Repeat the listing word for word. No pictures belong in the copy.

-- START OF Information provided --

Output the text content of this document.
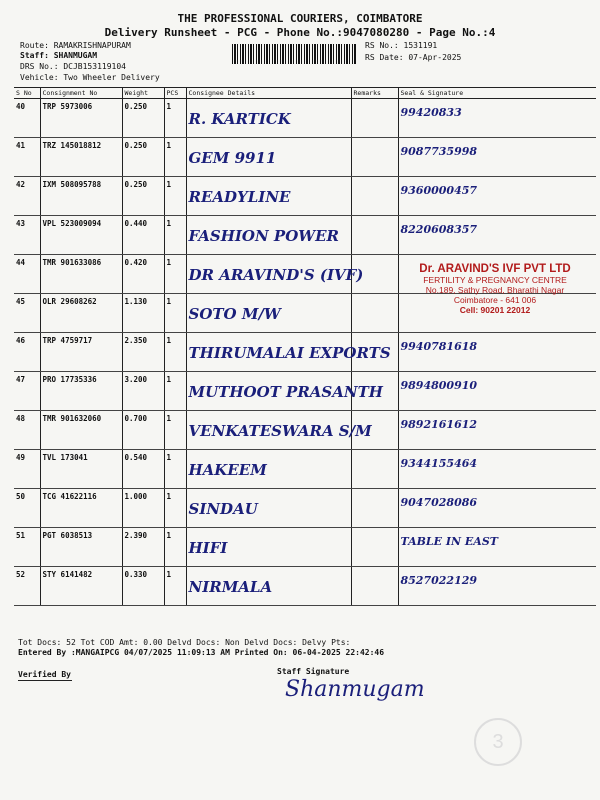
THE PROFESSIONAL COURIERS, COIMBATORE
Delivery Runsheet - PCG - Phone No.:9047080280 - Page No.:4
Route: RAMAKRISHNAPURAM
Staff: SHANMUGAM
DRS No.: DCJB153119104
Vehicle: Two Wheeler Delivery
RS No.: 1531191
RS Date: 07-Apr-2025
S No	Consignment No	Weight	PCS	Consignee Details	Remarks	Seal & Signature
40	TRP 5973006	0.250	1	R. KARTICK		99420833
41	TRZ 145018812	0.250	1	GEM 9911		9087735998
42	IXM 508095788	0.250	1	READYLINE		9360000457
43	VPL 523009094	0.440	1	FASHION POWER		8220608357
44	TMR 901633086	0.420	1	DR ARAVIND'S (IVF)		
45	OLR 29608262	1.130	1	SOTO M/W		
46	TRP 4759717	2.350	1	THIRUMALAI EXPORTS		9940781618
47	PRO 17735336	3.200	1	MUTHOOT PRASANTH		9894800910
48	TMR 901632060	0.700	1	VENKATESWARA S/M		9892161612
49	TVL 173041	0.540	1	HAKEEM		9344155464
50	TCG 41622116	1.000	1	SINDAU		9047028086
51	PGT 6038513	2.390	1	HIFI		TABLE IN EAST
52	STY 6141482	0.330	1	NIRMALA		8527022129
Dr. ARAVIND'S IVF PVT LTD
FERTILITY & PREGNANCY CENTRE
No.189, Sathy Road, Bharathi Nagar
Coimbatore - 641 006
Cell: 90201 22012
Tot Docs: 52 Tot COD Amt: 0.00 Delvd Docs: Non Delvd Docs: Delvy Pts:
Entered By :MANGAIPCG 04/07/2025 11:09:13 AM Printed On: 06-04-2025 22:42:46
Verified By	Staff Signature
Shanmugam
3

-- END OF Information provided --

◆ Finished answer:
Output the text content of this document.
THE PROFESSIONAL COURIERS, COIMBATORE
Delivery Runsheet - PCG - Phone No.:9047080280 - Page No.:4
Route: RAMAKRISHNAPURAM
Staff: SHANMUGAM
DRS No.: DCJB153119104
Vehicle: Two Wheeler Delivery
RS No.: 1531191
RS Date: 07-Apr-2025
S No	Consignment No	Weight	PCS	Consignee Details	Remarks	Seal & Signature
40	TRP 5973006	0.250	1	R. KARTICK		99420833
41	TRZ 145018812	0.250	1	GEM 9911		9087735998
42	IXM 508095788	0.250	1	READYLINE		9360000457
43	VPL 523009094	0.440	1	FASHION POWER		8220608357
44	TMR 901633086	0.420	1	DR ARAVIND'S (IVF)		
45	OLR 29608262	1.130	1	SOTO M/W		
46	TRP 4759717	2.350	1	THIRUMALAI EXPORTS		9940781618
47	PRO 17735336	3.200	1	MUTHOOT PRASANTH		9894800910
48	TMR 901632060	0.700	1	VENKATESWARA S/M		9892161612
49	TVL 173041	0.540	1	HAKEEM		9344155464
50	TCG 41622116	1.000	1	SINDAU		9047028086
51	PGT 6038513	2.390	1	HIFI		TABLE IN EAST
52	STY 6141482	0.330	1	NIRMALA		8527022129
Dr. ARAVIND'S IVF PVT LTD
FERTILITY & PREGNANCY CENTRE
No.189, Sathy Road, Bharathi Nagar
Coimbatore - 641 006
Cell: 90201 22012
Tot Docs: 52 Tot COD Amt: 0.00 Delvd Docs: Non Delvd Docs: Delvy Pts:
Entered By :MANGAIPCG 04/07/2025 11:09:13 AM Printed On: 06-04-2025 22:42:46
Verified By	Staff Signature
Shanmugam
3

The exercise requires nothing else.